WHAT YOU ARE ASKED TO DO: Answer with the number of lines in the listing below that contain the word "title", and nothing else.
....
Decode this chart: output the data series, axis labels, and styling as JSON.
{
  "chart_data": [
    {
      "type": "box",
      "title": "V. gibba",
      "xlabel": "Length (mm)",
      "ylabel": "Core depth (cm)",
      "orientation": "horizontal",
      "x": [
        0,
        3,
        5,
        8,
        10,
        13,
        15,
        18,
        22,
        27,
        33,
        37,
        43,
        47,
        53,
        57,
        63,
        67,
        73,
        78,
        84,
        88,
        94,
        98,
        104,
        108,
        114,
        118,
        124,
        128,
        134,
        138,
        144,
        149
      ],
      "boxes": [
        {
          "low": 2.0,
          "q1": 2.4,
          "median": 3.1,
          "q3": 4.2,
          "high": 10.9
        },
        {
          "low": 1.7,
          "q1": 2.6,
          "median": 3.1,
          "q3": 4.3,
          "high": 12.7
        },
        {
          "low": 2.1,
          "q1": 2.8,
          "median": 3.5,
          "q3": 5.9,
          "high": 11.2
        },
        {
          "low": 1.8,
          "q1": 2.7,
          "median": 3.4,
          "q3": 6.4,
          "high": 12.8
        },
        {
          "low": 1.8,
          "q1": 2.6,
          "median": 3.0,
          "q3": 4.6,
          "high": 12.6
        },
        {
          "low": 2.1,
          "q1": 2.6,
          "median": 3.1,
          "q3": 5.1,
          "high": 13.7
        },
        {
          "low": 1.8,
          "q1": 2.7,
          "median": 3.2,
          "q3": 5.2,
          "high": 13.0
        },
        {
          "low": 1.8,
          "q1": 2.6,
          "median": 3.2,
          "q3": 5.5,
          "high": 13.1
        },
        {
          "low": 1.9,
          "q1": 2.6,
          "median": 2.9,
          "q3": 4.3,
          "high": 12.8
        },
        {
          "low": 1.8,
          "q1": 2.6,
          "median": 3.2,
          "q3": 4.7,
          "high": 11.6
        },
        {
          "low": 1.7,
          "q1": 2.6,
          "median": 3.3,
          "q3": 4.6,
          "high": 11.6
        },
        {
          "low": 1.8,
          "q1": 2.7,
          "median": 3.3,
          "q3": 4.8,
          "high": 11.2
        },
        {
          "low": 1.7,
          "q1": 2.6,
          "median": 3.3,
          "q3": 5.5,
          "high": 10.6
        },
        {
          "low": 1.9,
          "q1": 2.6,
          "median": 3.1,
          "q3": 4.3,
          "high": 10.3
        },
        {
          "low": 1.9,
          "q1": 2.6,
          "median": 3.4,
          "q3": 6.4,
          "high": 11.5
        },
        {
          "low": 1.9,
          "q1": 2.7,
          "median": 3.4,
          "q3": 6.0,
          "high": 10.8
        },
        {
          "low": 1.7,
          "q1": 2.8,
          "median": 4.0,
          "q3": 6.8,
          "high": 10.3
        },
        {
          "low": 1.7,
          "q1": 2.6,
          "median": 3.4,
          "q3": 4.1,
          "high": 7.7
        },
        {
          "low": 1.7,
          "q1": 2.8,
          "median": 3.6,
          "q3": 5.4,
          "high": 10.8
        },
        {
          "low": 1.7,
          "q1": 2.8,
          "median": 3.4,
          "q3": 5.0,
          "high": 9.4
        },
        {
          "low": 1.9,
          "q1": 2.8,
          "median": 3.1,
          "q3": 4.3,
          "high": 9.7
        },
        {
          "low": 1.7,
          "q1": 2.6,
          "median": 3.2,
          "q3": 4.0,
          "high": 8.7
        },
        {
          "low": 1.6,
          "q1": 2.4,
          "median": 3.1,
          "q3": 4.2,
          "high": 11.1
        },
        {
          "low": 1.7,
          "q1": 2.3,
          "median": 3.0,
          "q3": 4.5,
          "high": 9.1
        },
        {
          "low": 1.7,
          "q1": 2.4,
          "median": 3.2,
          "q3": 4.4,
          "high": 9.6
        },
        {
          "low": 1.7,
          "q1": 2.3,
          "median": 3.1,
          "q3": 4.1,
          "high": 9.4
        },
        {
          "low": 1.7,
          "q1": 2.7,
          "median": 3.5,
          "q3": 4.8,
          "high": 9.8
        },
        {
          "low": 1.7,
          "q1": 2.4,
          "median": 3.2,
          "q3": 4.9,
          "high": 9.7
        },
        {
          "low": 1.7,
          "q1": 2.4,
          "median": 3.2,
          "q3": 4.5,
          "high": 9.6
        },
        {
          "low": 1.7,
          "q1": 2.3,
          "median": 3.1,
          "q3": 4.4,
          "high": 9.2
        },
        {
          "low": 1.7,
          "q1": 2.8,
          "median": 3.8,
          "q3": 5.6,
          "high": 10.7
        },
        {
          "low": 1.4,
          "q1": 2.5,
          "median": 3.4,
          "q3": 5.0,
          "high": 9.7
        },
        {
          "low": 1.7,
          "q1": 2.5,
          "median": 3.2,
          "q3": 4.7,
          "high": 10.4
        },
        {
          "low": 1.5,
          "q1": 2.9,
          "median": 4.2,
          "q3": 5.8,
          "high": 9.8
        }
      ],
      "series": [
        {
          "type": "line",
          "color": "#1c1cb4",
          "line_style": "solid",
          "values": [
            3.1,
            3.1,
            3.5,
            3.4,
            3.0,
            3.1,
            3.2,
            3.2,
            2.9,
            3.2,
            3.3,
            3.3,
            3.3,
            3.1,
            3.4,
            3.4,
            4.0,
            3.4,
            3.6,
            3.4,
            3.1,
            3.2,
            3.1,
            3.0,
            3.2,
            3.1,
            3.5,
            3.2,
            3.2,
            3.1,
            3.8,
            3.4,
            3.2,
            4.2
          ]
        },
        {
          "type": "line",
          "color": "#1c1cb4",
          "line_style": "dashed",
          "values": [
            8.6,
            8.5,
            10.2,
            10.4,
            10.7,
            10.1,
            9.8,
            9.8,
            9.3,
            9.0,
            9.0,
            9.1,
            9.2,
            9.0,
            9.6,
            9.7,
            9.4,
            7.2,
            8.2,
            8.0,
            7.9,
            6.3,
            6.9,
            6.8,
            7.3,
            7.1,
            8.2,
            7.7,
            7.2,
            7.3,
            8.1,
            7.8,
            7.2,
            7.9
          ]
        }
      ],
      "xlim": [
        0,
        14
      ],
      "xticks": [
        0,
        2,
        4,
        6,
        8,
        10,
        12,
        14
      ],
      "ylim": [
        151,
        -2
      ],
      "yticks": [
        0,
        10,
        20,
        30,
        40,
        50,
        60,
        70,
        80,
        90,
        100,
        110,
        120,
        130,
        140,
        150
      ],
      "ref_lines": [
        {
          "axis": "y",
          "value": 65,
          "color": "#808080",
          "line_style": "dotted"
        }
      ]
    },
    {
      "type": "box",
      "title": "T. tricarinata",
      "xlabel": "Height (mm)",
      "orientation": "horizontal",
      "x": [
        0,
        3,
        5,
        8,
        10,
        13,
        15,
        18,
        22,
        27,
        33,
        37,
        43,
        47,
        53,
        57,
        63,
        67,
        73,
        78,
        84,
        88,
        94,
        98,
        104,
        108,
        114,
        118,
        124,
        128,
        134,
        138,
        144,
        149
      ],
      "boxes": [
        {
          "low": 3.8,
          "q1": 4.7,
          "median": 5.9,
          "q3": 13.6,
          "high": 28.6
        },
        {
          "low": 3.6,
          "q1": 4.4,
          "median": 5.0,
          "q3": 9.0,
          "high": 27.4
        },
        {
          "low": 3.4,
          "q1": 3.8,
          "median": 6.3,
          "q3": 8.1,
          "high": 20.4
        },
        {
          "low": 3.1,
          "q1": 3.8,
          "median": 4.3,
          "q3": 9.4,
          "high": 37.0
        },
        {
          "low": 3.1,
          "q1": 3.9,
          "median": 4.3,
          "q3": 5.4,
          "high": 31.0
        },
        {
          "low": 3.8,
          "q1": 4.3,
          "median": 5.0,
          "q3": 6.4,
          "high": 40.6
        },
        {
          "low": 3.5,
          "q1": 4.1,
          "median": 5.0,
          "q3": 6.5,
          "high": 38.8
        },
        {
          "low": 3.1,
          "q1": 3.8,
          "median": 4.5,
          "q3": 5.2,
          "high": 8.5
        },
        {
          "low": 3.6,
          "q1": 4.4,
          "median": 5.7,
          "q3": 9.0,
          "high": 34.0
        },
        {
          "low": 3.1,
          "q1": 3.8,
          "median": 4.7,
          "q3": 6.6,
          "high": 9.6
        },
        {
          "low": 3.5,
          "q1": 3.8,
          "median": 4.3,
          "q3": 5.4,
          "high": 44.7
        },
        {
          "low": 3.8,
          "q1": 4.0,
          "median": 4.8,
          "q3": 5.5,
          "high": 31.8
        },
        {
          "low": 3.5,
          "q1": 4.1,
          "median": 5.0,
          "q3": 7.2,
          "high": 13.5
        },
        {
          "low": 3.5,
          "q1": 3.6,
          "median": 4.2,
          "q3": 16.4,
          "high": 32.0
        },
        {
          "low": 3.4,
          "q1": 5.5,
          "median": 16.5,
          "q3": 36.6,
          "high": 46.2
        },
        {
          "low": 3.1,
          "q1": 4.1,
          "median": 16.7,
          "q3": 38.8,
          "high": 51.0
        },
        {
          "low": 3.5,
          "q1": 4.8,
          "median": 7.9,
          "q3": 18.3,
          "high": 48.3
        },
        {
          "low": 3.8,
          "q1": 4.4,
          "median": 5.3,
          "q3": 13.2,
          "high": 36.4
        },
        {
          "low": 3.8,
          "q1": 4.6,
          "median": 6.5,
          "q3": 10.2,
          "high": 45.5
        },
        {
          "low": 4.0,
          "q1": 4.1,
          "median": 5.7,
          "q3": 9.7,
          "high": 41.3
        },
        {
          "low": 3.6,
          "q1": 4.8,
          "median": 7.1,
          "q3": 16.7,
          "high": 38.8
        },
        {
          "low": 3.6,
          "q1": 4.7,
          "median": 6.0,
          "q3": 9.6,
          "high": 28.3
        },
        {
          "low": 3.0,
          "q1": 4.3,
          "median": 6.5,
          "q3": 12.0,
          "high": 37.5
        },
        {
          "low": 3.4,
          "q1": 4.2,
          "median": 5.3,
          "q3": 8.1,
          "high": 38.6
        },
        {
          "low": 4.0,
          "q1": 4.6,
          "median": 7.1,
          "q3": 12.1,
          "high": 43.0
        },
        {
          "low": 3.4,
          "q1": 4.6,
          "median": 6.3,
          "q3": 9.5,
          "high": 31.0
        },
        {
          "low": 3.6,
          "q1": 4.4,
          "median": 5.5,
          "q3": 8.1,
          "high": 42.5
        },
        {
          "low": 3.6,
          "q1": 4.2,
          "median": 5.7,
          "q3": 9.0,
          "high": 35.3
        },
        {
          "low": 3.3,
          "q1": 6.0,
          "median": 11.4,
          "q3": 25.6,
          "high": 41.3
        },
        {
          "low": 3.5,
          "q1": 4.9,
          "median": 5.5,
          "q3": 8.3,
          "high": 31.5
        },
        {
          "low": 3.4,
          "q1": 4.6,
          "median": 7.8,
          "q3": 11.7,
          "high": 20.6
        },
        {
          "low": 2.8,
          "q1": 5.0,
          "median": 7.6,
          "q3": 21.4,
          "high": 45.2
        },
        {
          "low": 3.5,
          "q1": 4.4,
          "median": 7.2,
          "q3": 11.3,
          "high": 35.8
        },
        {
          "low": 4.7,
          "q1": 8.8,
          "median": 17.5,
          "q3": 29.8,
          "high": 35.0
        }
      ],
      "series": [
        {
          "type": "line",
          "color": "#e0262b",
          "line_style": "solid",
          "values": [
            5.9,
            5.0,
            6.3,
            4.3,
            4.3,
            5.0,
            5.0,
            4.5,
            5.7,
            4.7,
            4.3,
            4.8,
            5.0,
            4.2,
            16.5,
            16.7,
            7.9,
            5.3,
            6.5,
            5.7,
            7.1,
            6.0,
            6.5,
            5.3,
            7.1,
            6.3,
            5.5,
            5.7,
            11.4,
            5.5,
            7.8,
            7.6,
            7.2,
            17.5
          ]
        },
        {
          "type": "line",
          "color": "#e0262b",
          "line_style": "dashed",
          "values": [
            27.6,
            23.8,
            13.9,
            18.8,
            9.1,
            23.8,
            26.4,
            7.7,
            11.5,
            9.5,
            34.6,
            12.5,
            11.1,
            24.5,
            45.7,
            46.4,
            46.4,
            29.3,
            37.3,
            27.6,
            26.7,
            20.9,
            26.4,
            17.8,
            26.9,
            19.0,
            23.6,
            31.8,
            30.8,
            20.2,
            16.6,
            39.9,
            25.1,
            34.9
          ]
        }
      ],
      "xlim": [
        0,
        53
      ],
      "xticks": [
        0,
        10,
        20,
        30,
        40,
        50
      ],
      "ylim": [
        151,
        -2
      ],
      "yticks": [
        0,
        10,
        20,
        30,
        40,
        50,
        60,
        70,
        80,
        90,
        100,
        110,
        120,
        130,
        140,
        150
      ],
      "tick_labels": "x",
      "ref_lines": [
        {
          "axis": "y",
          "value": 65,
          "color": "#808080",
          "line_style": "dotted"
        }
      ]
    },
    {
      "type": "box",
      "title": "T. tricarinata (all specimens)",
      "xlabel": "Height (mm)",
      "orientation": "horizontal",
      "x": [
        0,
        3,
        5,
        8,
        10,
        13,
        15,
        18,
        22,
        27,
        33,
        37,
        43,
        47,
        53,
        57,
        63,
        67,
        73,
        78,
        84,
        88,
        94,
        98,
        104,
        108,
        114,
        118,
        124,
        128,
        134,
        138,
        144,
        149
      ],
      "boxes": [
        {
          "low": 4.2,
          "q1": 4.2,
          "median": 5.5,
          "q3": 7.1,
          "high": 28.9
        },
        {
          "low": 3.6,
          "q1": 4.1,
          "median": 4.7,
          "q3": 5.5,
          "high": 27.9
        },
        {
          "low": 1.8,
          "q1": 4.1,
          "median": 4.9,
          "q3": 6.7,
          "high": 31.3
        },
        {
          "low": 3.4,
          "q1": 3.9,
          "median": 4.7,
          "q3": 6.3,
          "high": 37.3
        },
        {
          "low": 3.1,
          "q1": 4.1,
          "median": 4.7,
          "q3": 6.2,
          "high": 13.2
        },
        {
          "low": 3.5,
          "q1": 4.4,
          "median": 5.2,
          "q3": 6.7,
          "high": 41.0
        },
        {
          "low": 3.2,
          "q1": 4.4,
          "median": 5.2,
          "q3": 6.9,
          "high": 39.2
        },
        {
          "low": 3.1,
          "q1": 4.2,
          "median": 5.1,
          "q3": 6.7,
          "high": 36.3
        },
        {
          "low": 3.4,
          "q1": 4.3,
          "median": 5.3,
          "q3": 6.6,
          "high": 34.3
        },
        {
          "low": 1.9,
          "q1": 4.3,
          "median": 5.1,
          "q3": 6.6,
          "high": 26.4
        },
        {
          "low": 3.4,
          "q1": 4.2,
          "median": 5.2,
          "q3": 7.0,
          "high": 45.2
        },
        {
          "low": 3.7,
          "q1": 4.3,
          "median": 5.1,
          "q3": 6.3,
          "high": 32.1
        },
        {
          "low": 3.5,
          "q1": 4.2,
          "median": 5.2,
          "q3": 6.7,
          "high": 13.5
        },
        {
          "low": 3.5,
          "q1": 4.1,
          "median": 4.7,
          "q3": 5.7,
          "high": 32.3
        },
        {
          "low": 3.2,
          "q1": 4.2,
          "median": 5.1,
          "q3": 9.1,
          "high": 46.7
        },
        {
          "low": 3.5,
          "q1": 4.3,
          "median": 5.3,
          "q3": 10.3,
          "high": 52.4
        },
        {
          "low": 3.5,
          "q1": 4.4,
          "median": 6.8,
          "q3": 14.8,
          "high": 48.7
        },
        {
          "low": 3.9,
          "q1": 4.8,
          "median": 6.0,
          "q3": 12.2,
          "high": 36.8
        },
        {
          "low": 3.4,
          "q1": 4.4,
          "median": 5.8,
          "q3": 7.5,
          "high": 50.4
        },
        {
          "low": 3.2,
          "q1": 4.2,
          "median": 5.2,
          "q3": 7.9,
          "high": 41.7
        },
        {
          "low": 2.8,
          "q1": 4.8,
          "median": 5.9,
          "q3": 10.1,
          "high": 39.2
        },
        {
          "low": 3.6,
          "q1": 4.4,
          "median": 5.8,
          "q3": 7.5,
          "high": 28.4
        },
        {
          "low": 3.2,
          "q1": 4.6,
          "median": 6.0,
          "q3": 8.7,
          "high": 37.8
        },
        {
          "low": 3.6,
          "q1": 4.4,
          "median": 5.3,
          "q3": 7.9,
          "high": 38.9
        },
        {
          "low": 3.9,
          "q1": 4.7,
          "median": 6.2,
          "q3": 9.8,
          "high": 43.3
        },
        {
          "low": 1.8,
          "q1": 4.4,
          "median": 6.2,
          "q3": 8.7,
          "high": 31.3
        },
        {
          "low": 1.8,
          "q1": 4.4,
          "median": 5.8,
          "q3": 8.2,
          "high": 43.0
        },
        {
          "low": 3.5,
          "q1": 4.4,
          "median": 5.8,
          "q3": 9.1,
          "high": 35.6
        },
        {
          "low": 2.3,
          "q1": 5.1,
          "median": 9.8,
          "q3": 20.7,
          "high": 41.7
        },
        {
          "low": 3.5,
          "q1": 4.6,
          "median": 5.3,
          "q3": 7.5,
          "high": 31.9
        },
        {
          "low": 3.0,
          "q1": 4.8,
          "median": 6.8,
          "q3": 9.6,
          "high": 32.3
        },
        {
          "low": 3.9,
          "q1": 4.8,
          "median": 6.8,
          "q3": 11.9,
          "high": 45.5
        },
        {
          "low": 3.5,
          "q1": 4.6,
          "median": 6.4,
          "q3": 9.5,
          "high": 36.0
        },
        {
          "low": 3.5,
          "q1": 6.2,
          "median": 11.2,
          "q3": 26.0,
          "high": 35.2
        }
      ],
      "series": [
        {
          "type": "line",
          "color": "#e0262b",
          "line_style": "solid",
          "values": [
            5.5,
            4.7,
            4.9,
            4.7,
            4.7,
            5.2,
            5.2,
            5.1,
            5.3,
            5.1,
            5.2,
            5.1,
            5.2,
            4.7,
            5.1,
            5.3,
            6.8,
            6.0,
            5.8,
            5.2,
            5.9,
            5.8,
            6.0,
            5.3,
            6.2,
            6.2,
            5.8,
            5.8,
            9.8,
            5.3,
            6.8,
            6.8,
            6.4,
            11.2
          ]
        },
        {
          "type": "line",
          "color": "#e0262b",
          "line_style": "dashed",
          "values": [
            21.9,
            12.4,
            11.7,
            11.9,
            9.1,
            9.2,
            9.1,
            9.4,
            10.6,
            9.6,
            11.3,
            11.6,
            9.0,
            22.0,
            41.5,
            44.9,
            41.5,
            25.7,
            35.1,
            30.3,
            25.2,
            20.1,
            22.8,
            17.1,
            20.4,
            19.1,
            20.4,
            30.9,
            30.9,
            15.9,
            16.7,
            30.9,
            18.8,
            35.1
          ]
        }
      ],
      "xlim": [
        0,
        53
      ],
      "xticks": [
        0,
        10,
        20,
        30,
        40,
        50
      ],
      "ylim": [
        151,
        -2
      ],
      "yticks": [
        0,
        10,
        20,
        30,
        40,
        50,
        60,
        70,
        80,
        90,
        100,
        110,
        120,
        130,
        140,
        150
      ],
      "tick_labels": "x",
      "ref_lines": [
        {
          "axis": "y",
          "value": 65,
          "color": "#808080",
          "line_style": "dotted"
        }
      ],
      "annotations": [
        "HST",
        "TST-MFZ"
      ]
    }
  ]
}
....
WORKED ANSWER: 3